> Directions
Can you print the data exactly and leave out each image?
Top of Dataset extract
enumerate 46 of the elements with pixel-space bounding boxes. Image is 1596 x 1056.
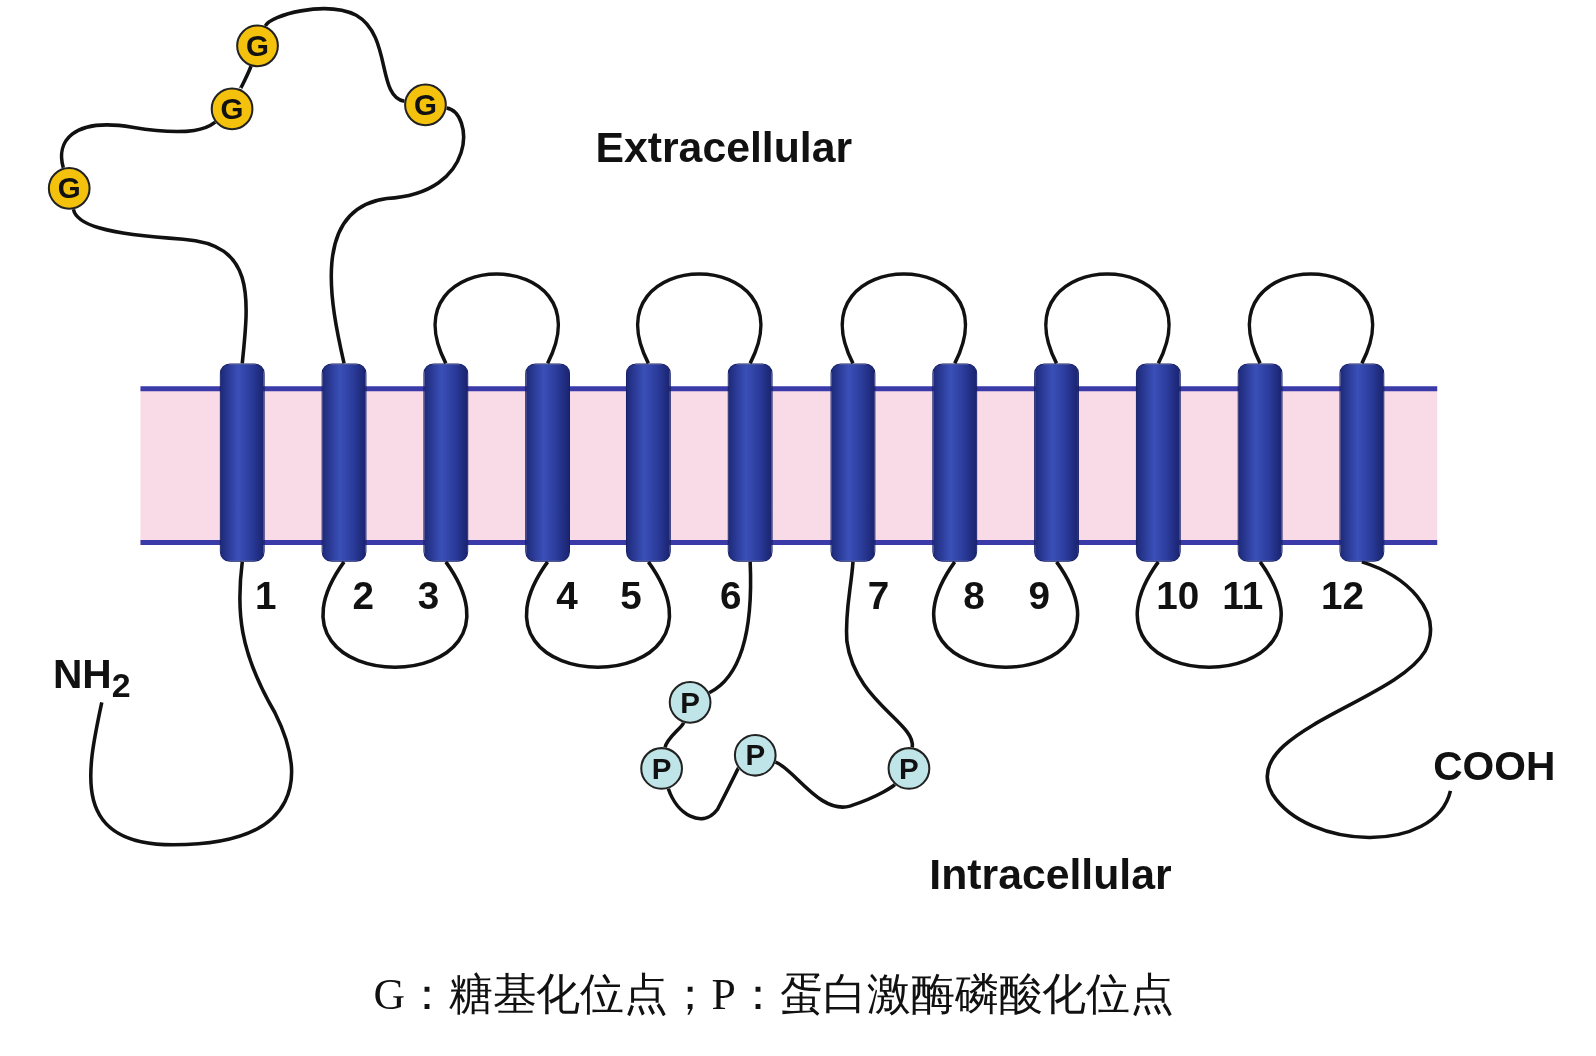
glycosylation-site: G bbox=[47, 166, 91, 210]
peptide-chain-line bbox=[636, 272, 762, 364]
region-label: Intracellular bbox=[929, 850, 1172, 898]
peptide-chain-line bbox=[774, 760, 896, 809]
peptide-chain-line bbox=[59, 120, 217, 169]
helix-number: 3 bbox=[417, 576, 440, 615]
helix-number: 12 bbox=[1321, 576, 1365, 615]
glycosylation-site: G bbox=[210, 87, 254, 131]
helix-number: 2 bbox=[352, 576, 375, 615]
glycosylation-site: G bbox=[404, 83, 447, 127]
peptide-chain-line bbox=[1248, 272, 1374, 364]
phosphorylation-site: P bbox=[640, 747, 683, 790]
terminus-label: NH$_{2}$ bbox=[52, 651, 131, 706]
helix-number: 7 bbox=[867, 576, 890, 615]
peptide-chain-line bbox=[321, 561, 469, 669]
helix-number: 4 bbox=[556, 576, 578, 615]
peptide-chain-line bbox=[1045, 272, 1170, 364]
peptide-chain-line bbox=[525, 561, 671, 669]
peptide-chain-line bbox=[844, 561, 914, 748]
peptide-chain-line bbox=[1135, 561, 1283, 669]
glycosylation-site: G bbox=[236, 24, 279, 68]
peptide-chain-line bbox=[1266, 560, 1453, 840]
helix-number: 10 bbox=[1156, 576, 1200, 615]
helix-number: 8 bbox=[963, 576, 985, 615]
peptide-chain-line bbox=[264, 7, 405, 103]
peptide-chain-line bbox=[434, 272, 560, 364]
terminus-label: COOH bbox=[1433, 743, 1556, 788]
caption: G：糖基化位点；P：蛋白激酶磷酸化位点 bbox=[373, 970, 1174, 1018]
peptide-chain-line bbox=[71, 208, 248, 364]
region-label: Extracellular bbox=[595, 124, 853, 172]
peptide-chain-line bbox=[932, 561, 1079, 669]
peptide-chain-line bbox=[329, 106, 466, 364]
phosphorylation-site: P bbox=[668, 680, 712, 724]
peptide-chain-line bbox=[708, 561, 753, 695]
helix-number: 11 bbox=[1222, 576, 1264, 615]
helix-number: 5 bbox=[620, 576, 642, 615]
peptide-chain-line bbox=[841, 272, 967, 364]
peptide-chain-line bbox=[89, 561, 293, 847]
phosphorylation-site: P bbox=[887, 747, 931, 790]
helix-number: 1 bbox=[254, 576, 277, 615]
peptide-chain-line bbox=[238, 65, 253, 90]
phosphorylation-site: P bbox=[733, 733, 777, 777]
peptide-chain-line bbox=[663, 721, 686, 748]
helix-number: 6 bbox=[720, 576, 742, 615]
helix-number: 9 bbox=[1028, 576, 1050, 615]
peptide-chain-line bbox=[666, 767, 740, 821]
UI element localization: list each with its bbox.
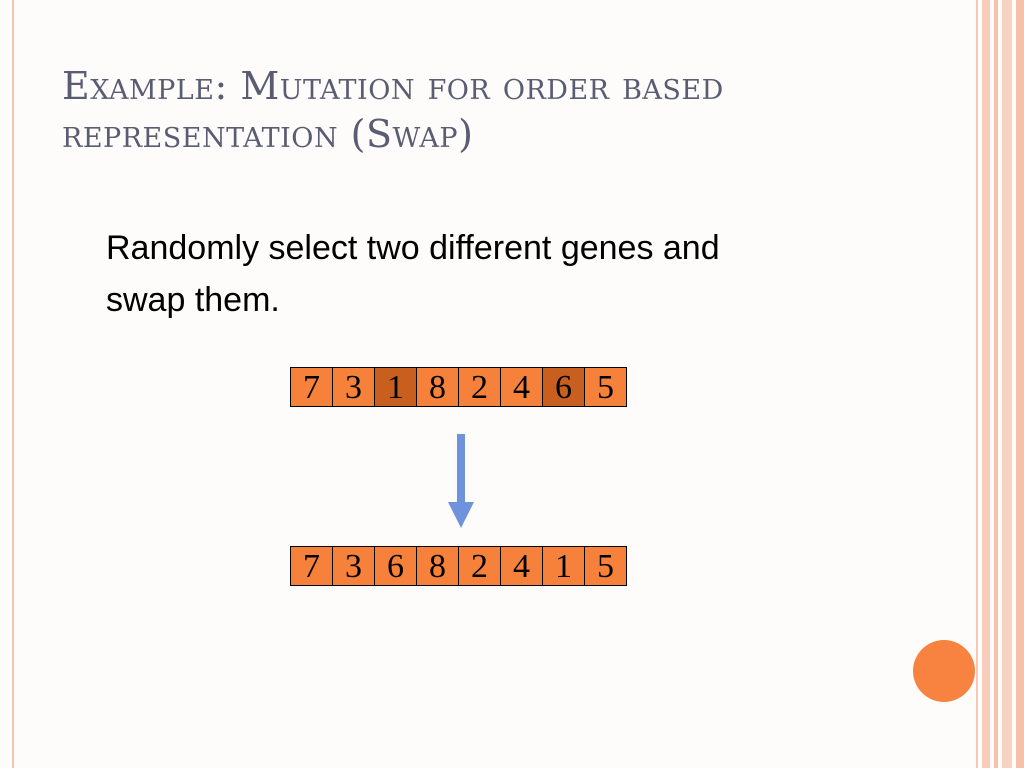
before-gene-cell: 6 [543, 367, 585, 407]
before-gene-cell: 5 [585, 367, 627, 407]
decorative-stripes [976, 0, 1024, 768]
after-gene-cell: 5 [585, 546, 627, 586]
decorative-circle [913, 640, 975, 702]
down-arrow-icon [448, 434, 474, 528]
after-gene-cell: 1 [543, 546, 585, 586]
before-gene-cell: 2 [459, 367, 501, 407]
after-gene-cell: 6 [375, 546, 417, 586]
before-gene-cell: 7 [291, 367, 333, 407]
before-gene-cell: 3 [333, 367, 375, 407]
frame-line [12, 0, 14, 768]
before-gene-cell: 8 [417, 367, 459, 407]
before-gene-cell: 1 [375, 367, 417, 407]
after-gene-cell: 8 [417, 546, 459, 586]
slide-title: Example: Mutation for order based repres… [62, 64, 724, 156]
before-gene-cell: 4 [501, 367, 543, 407]
slide-body-text: Randomly select two different genes and … [106, 229, 720, 319]
after-gene-cell: 3 [333, 546, 375, 586]
after-gene-cell: 7 [291, 546, 333, 586]
after-gene-cell: 4 [501, 546, 543, 586]
after-gene-cell: 2 [459, 546, 501, 586]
Bottom of Dataset extract
> Your solution
enumerate 46 of the elements with pixel-space bounding boxes. Image is 1596 x 1056.
glycosylation-site: G bbox=[47, 166, 91, 210]
peptide-chain-line bbox=[636, 272, 762, 364]
region-label: Intracellular bbox=[929, 850, 1172, 898]
peptide-chain-line bbox=[774, 760, 896, 809]
peptide-chain-line bbox=[59, 120, 217, 169]
helix-number: 3 bbox=[417, 576, 440, 615]
helix-number: 12 bbox=[1321, 576, 1365, 615]
glycosylation-site: G bbox=[210, 87, 254, 131]
helix-number: 2 bbox=[352, 576, 375, 615]
glycosylation-site: G bbox=[404, 83, 447, 127]
peptide-chain-line bbox=[1248, 272, 1374, 364]
phosphorylation-site: P bbox=[640, 747, 683, 790]
terminus-label: NH$_{2}$ bbox=[52, 651, 131, 706]
helix-number: 7 bbox=[867, 576, 890, 615]
peptide-chain-line bbox=[321, 561, 469, 669]
helix-number: 4 bbox=[556, 576, 578, 615]
peptide-chain-line bbox=[1045, 272, 1170, 364]
peptide-chain-line bbox=[525, 561, 671, 669]
peptide-chain-line bbox=[844, 561, 914, 748]
peptide-chain-line bbox=[1135, 561, 1283, 669]
glycosylation-site: G bbox=[236, 24, 279, 68]
peptide-chain-line bbox=[1266, 560, 1453, 840]
helix-number: 10 bbox=[1156, 576, 1200, 615]
helix-number: 8 bbox=[963, 576, 985, 615]
peptide-chain-line bbox=[264, 7, 405, 103]
peptide-chain-line bbox=[434, 272, 560, 364]
terminus-label: COOH bbox=[1433, 743, 1556, 788]
caption: G：糖基化位点；P：蛋白激酶磷酸化位点 bbox=[373, 970, 1174, 1018]
peptide-chain-line bbox=[71, 208, 248, 364]
region-label: Extracellular bbox=[595, 124, 853, 172]
peptide-chain-line bbox=[932, 561, 1079, 669]
peptide-chain-line bbox=[329, 106, 466, 364]
phosphorylation-site: P bbox=[668, 680, 712, 724]
peptide-chain-line bbox=[708, 561, 753, 695]
helix-number: 11 bbox=[1222, 576, 1264, 615]
helix-number: 5 bbox=[620, 576, 642, 615]
peptide-chain-line bbox=[841, 272, 967, 364]
peptide-chain-line bbox=[89, 561, 293, 847]
phosphorylation-site: P bbox=[887, 747, 931, 790]
helix-number: 1 bbox=[254, 576, 277, 615]
peptide-chain-line bbox=[238, 65, 253, 90]
phosphorylation-site: P bbox=[733, 733, 777, 777]
peptide-chain-line bbox=[663, 721, 686, 748]
helix-number: 6 bbox=[720, 576, 742, 615]
helix-number: 9 bbox=[1028, 576, 1050, 615]
peptide-chain-line bbox=[666, 767, 740, 821]
UI element localization: list each with its bbox.
before-gene-cell: 6 [543, 367, 585, 407]
before-gene-cell: 5 [585, 367, 627, 407]
decorative-stripes [976, 0, 1024, 768]
after-gene-cell: 5 [585, 546, 627, 586]
decorative-circle [913, 640, 975, 702]
down-arrow-icon [448, 434, 474, 528]
after-gene-cell: 1 [543, 546, 585, 586]
before-gene-cell: 2 [459, 367, 501, 407]
after-gene-cell: 6 [375, 546, 417, 586]
before-gene-cell: 7 [291, 367, 333, 407]
before-gene-cell: 3 [333, 367, 375, 407]
frame-line [12, 0, 14, 768]
before-gene-cell: 8 [417, 367, 459, 407]
before-gene-cell: 1 [375, 367, 417, 407]
after-gene-cell: 8 [417, 546, 459, 586]
slide-title: Example: Mutation for order based repres… [62, 64, 724, 156]
before-gene-cell: 4 [501, 367, 543, 407]
slide-body-text: Randomly select two different genes and … [106, 229, 720, 319]
after-gene-cell: 3 [333, 546, 375, 586]
after-gene-cell: 7 [291, 546, 333, 586]
after-gene-cell: 4 [501, 546, 543, 586]
after-gene-cell: 2 [459, 546, 501, 586]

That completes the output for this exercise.